- **Data provided**:
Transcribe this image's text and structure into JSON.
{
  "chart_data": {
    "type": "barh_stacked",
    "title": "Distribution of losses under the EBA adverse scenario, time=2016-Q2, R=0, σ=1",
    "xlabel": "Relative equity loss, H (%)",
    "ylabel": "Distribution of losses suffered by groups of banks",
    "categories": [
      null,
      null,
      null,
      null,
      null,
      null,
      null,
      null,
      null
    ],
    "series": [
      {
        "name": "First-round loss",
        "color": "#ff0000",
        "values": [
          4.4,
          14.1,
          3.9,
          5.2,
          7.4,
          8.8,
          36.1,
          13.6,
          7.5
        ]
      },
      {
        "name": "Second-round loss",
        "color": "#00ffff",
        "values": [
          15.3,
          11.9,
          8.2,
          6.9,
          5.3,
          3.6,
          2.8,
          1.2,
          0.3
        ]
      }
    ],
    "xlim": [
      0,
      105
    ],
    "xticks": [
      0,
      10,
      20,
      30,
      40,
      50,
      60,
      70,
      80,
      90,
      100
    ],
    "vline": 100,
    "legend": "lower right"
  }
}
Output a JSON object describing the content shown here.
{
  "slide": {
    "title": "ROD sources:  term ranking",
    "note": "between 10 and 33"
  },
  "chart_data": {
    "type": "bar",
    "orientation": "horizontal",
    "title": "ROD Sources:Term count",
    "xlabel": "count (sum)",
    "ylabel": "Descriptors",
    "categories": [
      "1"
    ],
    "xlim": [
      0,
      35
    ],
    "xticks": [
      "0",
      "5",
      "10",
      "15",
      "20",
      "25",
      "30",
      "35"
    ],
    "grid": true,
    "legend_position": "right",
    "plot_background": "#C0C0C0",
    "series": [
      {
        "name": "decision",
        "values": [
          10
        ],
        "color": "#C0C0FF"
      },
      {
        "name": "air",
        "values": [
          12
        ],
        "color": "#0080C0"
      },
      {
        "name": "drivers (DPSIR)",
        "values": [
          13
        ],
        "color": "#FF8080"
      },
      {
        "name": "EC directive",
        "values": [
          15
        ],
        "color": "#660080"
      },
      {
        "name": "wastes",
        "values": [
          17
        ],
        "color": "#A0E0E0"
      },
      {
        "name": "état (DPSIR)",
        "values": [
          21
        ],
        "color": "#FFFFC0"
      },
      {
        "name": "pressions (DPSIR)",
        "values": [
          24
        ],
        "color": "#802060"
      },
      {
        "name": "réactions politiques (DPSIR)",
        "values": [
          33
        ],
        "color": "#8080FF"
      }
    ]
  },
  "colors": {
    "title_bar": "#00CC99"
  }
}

- **What needs to be done**: Nothing should be left out: return all of the records exactly.

- **Correct output**:
Transcribe this image's text and structure into JSON.
{
  "chart_data": {
    "type": "barh_stacked",
    "title": "Distribution of losses under the EBA adverse scenario, time=2016-Q2, R=0, σ=1",
    "xlabel": "Relative equity loss, H (%)",
    "ylabel": "Distribution of losses suffered by groups of banks",
    "categories": [
      null,
      null,
      null,
      null,
      null,
      null,
      null,
      null,
      null
    ],
    "series": [
      {
        "name": "First-round loss",
        "color": "#ff0000",
        "values": [
          4.4,
          14.1,
          3.9,
          5.2,
          7.4,
          8.8,
          36.1,
          13.6,
          7.5
        ]
      },
      {
        "name": "Second-round loss",
        "color": "#00ffff",
        "values": [
          15.3,
          11.9,
          8.2,
          6.9,
          5.3,
          3.6,
          2.8,
          1.2,
          0.3
        ]
      }
    ],
    "xlim": [
      0,
      105
    ],
    "xticks": [
      0,
      10,
      20,
      30,
      40,
      50,
      60,
      70,
      80,
      90,
      100
    ],
    "vline": 100,
    "legend": "lower right"
  }
}
Output a JSON object describing the content shown here.
{
  "slide": {
    "title": "ROD sources:  term ranking",
    "note": "between 10 and 33"
  },
  "chart_data": {
    "type": "bar",
    "orientation": "horizontal",
    "title": "ROD Sources:Term count",
    "xlabel": "count (sum)",
    "ylabel": "Descriptors",
    "categories": [
      "1"
    ],
    "xlim": [
      0,
      35
    ],
    "xticks": [
      "0",
      "5",
      "10",
      "15",
      "20",
      "25",
      "30",
      "35"
    ],
    "grid": true,
    "legend_position": "right",
    "plot_background": "#C0C0C0",
    "series": [
      {
        "name": "decision",
        "values": [
          10
        ],
        "color": "#C0C0FF"
      },
      {
        "name": "air",
        "values": [
          12
        ],
        "color": "#0080C0"
      },
      {
        "name": "drivers (DPSIR)",
        "values": [
          13
        ],
        "color": "#FF8080"
      },
      {
        "name": "EC directive",
        "values": [
          15
        ],
        "color": "#660080"
      },
      {
        "name": "wastes",
        "values": [
          17
        ],
        "color": "#A0E0E0"
      },
      {
        "name": "état (DPSIR)",
        "values": [
          21
        ],
        "color": "#FFFFC0"
      },
      {
        "name": "pressions (DPSIR)",
        "values": [
          24
        ],
        "color": "#802060"
      },
      {
        "name": "réactions politiques (DPSIR)",
        "values": [
          33
        ],
        "color": "#8080FF"
      }
    ]
  },
  "colors": {
    "title_bar": "#00CC99"
  }
}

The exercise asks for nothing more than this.